To do
Restate the entries below verbatim.

Data to process
──────────

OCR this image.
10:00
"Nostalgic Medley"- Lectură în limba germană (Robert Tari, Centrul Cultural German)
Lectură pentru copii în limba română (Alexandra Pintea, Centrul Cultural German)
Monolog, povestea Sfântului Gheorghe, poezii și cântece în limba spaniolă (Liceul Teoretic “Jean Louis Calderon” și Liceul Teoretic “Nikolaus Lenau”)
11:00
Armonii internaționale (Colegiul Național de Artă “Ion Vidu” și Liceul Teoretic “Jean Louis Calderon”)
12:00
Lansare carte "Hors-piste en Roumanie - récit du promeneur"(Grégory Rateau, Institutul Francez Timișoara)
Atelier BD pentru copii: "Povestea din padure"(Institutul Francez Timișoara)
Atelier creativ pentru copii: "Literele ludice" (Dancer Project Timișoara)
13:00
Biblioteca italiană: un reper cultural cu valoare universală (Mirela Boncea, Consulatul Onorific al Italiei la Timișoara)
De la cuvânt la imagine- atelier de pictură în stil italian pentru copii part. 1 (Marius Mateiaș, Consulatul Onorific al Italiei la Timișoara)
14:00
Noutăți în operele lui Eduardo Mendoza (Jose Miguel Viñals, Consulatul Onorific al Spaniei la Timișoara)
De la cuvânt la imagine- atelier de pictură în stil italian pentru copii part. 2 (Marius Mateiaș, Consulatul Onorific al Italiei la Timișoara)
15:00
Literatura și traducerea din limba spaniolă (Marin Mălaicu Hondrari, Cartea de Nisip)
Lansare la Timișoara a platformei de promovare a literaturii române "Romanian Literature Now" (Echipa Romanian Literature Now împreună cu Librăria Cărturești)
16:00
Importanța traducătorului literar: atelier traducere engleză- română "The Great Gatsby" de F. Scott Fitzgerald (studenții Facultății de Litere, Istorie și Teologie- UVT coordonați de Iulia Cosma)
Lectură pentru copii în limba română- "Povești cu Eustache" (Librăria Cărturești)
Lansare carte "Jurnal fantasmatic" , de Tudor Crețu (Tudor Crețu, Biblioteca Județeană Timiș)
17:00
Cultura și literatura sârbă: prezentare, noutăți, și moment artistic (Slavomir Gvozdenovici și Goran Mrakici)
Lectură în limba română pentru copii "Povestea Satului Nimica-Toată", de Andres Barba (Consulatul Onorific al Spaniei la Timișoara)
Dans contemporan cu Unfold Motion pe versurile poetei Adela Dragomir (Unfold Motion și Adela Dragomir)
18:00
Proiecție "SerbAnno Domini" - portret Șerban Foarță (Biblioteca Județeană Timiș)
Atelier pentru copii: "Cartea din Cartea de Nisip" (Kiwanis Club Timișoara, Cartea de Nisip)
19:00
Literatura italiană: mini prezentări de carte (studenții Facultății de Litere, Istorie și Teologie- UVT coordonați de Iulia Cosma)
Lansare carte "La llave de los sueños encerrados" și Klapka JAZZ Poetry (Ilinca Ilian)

──────────

Solution
OCR this image.
10:00
"Nostalgic Medley"- Lectură în limba germană (Robert Tari, Centrul Cultural German)
Lectură pentru copii în limba română (Alexandra Pintea, Centrul Cultural German)
Monolog, povestea Sfântului Gheorghe, poezii și cântece în limba spaniolă (Liceul Teoretic “Jean Louis Calderon” și Liceul Teoretic “Nikolaus Lenau”)
11:00
Armonii internaționale (Colegiul Național de Artă “Ion Vidu” și Liceul Teoretic “Jean Louis Calderon”)
12:00
Lansare carte "Hors-piste en Roumanie - récit du promeneur"(Grégory Rateau, Institutul Francez Timișoara)
Atelier BD pentru copii: "Povestea din padure"(Institutul Francez Timișoara)
Atelier creativ pentru copii: "Literele ludice" (Dancer Project Timișoara)
13:00
Biblioteca italiană: un reper cultural cu valoare universală (Mirela Boncea, Consulatul Onorific al Italiei la Timișoara)
De la cuvânt la imagine- atelier de pictură în stil italian pentru copii part. 1 (Marius Mateiaș, Consulatul Onorific al Italiei la Timișoara)
14:00
Noutăți în operele lui Eduardo Mendoza (Jose Miguel Viñals, Consulatul Onorific al Spaniei la Timișoara)
De la cuvânt la imagine- atelier de pictură în stil italian pentru copii part. 2 (Marius Mateiaș, Consulatul Onorific al Italiei la Timișoara)
15:00
Literatura și traducerea din limba spaniolă (Marin Mălaicu Hondrari, Cartea de Nisip)
Lansare la Timișoara a platformei de promovare a literaturii române "Romanian Literature Now" (Echipa Romanian Literature Now împreună cu Librăria Cărturești)
16:00
Importanța traducătorului literar: atelier traducere engleză- română "The Great Gatsby" de F. Scott Fitzgerald (studenții Facultății de Litere, Istorie și Teologie- UVT coordonați de Iulia Cosma)
Lectură pentru copii în limba română- "Povești cu Eustache" (Librăria Cărturești)
Lansare carte "Jurnal fantasmatic" , de Tudor Crețu (Tudor Crețu, Biblioteca Județeană Timiș)
17:00
Cultura și literatura sârbă: prezentare, noutăți, și moment artistic (Slavomir Gvozdenovici și Goran Mrakici)
Lectură în limba română pentru copii "Povestea Satului Nimica-Toată", de Andres Barba (Consulatul Onorific al Spaniei la Timișoara)
Dans contemporan cu Unfold Motion pe versurile poetei Adela Dragomir (Unfold Motion și Adela Dragomir)
18:00
Proiecție "SerbAnno Domini" - portret Șerban Foarță (Biblioteca Județeană Timiș)
Atelier pentru copii: "Cartea din Cartea de Nisip" (Kiwanis Club Timișoara, Cartea de Nisip)
19:00
Literatura italiană: mini prezentări de carte (studenții Facultății de Litere, Istorie și Teologie- UVT coordonați de Iulia Cosma)
Lansare carte "La llave de los sueños encerrados" și Klapka JAZZ Poetry (Ilinca Ilian)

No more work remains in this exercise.